## REQUIRED WORK
Report the count of lines containing the word "JSON" in the entries below, and nothing more.

## EXERCISE DATA
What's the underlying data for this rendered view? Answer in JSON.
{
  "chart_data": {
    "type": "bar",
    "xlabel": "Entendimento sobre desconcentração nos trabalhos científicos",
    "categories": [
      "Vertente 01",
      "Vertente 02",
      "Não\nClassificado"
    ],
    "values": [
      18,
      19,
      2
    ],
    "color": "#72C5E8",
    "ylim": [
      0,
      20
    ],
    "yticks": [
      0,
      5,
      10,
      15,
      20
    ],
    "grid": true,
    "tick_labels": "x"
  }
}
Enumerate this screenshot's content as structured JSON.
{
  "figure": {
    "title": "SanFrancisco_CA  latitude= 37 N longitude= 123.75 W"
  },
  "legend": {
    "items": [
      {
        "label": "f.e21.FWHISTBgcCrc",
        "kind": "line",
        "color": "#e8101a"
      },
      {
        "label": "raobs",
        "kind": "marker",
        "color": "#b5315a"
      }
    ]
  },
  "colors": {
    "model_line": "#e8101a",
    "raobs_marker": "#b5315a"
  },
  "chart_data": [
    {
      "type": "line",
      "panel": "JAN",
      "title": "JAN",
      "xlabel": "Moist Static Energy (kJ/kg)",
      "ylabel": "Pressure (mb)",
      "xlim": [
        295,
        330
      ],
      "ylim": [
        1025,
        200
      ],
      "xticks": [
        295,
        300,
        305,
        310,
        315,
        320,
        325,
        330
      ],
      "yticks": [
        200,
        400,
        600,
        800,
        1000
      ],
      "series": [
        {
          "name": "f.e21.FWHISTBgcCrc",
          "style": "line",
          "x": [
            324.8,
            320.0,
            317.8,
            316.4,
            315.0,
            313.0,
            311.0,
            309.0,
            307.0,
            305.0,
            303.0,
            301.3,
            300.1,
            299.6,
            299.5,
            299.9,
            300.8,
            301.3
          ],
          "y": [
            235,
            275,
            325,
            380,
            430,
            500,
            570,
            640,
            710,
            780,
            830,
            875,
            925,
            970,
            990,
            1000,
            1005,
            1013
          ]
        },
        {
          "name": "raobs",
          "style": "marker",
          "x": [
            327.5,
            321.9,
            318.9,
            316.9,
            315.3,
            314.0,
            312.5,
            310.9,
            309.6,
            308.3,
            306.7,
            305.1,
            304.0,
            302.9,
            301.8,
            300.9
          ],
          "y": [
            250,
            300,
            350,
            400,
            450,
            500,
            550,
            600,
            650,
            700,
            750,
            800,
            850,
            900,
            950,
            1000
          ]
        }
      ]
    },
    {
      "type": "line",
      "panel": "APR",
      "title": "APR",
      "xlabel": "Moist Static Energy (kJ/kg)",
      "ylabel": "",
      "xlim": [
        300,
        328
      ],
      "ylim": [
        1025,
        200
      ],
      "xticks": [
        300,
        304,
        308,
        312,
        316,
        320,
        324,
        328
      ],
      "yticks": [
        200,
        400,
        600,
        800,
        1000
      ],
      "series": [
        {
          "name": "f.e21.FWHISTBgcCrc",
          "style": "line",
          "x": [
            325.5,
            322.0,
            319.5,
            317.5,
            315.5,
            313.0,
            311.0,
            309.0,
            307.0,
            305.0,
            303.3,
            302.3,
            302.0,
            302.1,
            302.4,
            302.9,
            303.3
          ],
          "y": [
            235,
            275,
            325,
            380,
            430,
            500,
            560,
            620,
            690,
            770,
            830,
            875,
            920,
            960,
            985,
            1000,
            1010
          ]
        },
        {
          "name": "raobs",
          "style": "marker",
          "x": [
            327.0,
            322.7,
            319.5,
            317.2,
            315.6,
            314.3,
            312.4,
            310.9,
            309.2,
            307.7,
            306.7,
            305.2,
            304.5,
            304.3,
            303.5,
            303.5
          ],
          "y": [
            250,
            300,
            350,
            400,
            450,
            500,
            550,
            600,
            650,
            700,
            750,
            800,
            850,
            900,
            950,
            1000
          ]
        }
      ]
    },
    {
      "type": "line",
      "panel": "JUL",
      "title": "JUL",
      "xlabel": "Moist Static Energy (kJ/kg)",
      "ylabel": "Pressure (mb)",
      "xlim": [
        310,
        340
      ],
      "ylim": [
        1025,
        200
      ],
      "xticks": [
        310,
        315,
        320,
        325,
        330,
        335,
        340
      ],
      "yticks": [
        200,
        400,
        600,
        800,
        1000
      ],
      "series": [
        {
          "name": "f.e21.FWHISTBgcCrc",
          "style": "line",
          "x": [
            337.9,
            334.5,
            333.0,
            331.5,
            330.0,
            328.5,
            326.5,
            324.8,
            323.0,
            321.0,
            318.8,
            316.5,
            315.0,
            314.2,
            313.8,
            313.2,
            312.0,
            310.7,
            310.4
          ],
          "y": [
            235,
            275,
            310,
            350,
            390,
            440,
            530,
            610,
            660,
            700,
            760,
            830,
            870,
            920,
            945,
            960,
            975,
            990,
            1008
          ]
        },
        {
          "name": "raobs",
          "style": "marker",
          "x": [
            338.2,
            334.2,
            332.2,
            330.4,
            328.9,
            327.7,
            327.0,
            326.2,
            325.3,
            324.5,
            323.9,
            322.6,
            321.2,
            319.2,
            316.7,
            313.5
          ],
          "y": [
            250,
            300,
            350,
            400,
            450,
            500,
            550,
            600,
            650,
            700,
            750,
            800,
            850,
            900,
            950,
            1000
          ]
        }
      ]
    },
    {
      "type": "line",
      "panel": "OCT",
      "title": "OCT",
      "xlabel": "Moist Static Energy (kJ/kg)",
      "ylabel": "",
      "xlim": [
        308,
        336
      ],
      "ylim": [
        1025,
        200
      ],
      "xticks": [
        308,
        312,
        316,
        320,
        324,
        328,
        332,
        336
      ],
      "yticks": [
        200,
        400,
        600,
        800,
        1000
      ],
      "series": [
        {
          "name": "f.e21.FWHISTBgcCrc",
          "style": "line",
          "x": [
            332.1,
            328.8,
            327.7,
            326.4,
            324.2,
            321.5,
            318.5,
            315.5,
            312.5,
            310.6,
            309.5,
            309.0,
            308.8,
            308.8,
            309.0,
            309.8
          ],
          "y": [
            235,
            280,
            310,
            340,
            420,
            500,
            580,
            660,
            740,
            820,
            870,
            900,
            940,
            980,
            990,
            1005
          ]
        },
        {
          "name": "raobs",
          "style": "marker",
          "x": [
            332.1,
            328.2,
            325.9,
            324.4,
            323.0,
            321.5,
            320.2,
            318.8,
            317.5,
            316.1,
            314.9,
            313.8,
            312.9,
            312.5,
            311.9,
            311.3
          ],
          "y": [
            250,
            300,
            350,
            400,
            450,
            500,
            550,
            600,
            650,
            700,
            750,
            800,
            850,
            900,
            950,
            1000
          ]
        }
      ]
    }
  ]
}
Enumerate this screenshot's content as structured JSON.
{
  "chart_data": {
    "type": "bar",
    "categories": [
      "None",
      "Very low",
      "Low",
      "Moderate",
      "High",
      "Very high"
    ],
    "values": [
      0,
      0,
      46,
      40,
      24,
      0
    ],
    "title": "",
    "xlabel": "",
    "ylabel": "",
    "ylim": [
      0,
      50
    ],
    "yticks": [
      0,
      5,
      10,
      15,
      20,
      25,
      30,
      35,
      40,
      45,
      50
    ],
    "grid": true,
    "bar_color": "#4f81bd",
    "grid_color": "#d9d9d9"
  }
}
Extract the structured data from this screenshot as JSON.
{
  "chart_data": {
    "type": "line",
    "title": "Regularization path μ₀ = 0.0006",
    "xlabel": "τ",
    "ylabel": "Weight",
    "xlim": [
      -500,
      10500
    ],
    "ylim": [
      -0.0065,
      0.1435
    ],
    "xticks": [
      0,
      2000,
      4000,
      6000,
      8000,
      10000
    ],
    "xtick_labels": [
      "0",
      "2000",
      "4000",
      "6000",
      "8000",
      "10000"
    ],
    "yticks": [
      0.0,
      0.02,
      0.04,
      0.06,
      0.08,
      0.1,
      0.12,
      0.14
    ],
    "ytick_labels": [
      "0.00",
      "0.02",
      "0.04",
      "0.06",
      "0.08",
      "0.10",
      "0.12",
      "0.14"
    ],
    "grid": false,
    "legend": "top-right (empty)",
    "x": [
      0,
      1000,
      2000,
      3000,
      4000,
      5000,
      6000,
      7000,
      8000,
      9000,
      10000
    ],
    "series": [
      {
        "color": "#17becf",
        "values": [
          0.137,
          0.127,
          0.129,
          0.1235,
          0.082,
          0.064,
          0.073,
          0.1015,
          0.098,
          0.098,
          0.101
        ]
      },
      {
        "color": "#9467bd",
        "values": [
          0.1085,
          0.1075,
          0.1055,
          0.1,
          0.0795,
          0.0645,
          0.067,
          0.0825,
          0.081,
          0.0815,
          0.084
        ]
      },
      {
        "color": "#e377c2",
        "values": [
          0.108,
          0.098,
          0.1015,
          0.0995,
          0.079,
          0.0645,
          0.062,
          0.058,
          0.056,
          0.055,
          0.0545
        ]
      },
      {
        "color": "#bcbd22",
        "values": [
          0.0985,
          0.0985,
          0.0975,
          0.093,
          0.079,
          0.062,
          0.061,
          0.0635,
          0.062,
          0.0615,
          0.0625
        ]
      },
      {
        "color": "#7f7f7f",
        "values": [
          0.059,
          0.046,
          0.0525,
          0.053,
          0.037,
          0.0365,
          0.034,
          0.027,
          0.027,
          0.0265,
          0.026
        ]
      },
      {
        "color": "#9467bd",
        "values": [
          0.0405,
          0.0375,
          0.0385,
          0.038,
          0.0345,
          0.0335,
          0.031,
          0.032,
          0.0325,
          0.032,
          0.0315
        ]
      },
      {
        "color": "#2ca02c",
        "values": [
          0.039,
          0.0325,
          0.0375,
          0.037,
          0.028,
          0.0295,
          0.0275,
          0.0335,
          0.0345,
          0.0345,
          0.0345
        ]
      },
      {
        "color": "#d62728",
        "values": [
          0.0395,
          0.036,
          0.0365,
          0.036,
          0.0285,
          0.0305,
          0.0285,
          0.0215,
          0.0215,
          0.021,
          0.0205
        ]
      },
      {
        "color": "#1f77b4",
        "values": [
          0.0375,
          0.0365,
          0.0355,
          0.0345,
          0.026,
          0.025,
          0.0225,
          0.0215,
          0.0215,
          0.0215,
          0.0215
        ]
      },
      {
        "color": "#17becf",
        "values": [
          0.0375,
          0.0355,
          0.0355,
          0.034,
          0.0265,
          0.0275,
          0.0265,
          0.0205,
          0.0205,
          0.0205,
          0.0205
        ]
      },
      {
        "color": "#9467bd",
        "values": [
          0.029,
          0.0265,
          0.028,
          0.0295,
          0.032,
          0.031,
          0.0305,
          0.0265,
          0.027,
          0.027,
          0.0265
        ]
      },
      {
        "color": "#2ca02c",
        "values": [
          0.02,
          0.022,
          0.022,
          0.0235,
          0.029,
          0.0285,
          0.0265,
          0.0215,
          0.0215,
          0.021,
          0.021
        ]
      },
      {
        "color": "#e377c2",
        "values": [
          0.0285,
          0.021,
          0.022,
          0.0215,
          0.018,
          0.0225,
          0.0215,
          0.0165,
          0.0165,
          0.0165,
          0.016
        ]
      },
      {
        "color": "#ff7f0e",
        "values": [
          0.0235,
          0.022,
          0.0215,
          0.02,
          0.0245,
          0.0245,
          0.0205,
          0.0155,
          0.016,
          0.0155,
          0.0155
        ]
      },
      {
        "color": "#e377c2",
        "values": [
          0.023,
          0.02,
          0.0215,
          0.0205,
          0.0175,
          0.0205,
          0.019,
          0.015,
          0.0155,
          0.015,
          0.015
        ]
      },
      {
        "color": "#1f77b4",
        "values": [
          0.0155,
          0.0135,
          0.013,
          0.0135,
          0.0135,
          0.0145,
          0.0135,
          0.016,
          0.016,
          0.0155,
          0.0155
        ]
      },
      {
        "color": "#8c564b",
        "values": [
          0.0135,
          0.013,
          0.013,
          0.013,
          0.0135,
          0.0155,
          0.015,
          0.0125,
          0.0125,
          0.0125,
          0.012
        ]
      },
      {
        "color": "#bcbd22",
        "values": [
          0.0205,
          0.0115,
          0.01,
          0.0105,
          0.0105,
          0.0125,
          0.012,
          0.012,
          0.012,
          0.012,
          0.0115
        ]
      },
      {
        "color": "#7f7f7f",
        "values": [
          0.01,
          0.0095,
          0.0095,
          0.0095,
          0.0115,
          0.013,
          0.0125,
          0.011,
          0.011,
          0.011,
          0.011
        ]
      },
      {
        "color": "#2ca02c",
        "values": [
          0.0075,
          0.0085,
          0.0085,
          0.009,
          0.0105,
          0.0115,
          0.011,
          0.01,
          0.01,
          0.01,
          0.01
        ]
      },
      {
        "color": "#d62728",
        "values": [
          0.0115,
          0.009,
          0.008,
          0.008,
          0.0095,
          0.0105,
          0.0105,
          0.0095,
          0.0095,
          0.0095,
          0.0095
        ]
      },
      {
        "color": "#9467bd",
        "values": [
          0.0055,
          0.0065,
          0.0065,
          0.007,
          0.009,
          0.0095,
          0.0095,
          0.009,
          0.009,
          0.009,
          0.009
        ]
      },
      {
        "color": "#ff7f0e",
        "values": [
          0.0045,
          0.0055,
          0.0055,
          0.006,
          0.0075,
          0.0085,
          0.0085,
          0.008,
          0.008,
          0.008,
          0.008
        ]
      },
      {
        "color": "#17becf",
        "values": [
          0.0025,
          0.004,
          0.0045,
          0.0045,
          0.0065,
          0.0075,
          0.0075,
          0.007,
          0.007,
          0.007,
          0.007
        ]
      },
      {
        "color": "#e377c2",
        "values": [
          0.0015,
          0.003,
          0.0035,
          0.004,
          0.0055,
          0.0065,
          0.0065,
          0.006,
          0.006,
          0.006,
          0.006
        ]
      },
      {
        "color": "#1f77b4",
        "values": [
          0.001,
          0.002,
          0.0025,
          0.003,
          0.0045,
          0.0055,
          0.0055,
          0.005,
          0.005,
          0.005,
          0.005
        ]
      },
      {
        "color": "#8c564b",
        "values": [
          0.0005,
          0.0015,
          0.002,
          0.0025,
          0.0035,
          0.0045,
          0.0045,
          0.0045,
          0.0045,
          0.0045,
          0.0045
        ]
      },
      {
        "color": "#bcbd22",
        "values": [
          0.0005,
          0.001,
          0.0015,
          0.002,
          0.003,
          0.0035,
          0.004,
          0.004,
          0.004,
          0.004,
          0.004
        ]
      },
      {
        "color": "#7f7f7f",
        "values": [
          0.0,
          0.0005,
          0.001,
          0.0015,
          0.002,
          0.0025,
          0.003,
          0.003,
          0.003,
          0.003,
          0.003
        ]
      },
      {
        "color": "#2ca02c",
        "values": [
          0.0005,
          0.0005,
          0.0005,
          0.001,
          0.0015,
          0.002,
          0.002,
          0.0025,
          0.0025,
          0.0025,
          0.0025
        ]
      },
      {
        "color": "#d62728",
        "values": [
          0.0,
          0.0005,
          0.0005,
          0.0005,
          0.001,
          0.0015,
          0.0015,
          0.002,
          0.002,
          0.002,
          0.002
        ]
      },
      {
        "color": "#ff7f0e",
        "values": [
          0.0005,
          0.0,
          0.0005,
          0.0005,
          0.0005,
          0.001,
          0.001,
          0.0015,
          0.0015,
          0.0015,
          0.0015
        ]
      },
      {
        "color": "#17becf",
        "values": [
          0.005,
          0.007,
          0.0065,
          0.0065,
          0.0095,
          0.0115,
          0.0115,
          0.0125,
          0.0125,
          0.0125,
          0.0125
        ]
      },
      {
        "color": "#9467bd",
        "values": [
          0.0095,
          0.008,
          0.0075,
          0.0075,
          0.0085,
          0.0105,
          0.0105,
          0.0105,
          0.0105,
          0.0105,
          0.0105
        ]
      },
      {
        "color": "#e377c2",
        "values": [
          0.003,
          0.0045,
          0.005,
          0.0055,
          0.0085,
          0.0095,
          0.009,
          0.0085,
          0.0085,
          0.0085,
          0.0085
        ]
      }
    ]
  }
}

## RESPONSE TO THIS TASK
4